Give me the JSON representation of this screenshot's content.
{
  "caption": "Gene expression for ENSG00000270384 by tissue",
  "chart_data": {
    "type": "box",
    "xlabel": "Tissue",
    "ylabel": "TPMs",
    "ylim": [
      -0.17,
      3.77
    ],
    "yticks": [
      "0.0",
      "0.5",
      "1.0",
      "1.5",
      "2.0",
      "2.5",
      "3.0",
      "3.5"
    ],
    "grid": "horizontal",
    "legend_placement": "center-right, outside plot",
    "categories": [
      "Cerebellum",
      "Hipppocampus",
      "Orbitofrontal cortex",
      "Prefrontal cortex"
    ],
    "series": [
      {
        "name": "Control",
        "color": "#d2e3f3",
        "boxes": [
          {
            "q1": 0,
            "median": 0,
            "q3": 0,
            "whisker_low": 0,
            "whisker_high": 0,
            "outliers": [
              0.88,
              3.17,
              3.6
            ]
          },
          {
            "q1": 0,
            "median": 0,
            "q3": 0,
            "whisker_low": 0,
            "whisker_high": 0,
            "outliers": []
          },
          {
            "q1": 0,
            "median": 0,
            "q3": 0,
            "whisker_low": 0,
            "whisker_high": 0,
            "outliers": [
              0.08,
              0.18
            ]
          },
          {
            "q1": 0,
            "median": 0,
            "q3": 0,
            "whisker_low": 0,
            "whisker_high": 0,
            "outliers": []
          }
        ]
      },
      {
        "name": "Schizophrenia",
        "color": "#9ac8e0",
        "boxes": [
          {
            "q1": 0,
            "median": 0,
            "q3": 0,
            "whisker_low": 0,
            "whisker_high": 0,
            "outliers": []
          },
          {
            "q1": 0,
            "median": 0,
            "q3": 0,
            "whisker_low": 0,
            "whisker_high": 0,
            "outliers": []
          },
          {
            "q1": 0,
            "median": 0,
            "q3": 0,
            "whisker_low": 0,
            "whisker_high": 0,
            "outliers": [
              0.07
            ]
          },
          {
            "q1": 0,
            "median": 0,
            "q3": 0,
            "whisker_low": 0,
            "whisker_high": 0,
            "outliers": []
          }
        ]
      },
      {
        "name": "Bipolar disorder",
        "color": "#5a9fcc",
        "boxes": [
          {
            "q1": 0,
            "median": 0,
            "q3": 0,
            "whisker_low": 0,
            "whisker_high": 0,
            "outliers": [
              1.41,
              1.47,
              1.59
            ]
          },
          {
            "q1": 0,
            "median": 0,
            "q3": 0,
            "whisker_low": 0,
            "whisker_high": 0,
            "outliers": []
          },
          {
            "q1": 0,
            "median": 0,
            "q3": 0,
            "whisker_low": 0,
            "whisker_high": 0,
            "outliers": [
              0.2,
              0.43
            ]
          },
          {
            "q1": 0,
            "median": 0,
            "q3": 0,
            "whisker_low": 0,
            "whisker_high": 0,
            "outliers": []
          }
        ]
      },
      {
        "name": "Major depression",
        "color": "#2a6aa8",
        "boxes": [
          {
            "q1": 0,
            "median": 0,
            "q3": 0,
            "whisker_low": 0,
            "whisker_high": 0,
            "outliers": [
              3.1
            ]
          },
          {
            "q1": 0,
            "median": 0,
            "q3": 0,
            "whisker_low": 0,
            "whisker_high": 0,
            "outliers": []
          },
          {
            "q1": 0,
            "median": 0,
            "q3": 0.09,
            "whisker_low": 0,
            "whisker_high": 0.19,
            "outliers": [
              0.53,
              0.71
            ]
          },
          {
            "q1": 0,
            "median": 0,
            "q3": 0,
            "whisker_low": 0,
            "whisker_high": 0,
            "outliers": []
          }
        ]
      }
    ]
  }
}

§

### Task objective
Find how many lines in the listing contain the word "name" and give that count alone.

### Written solution
4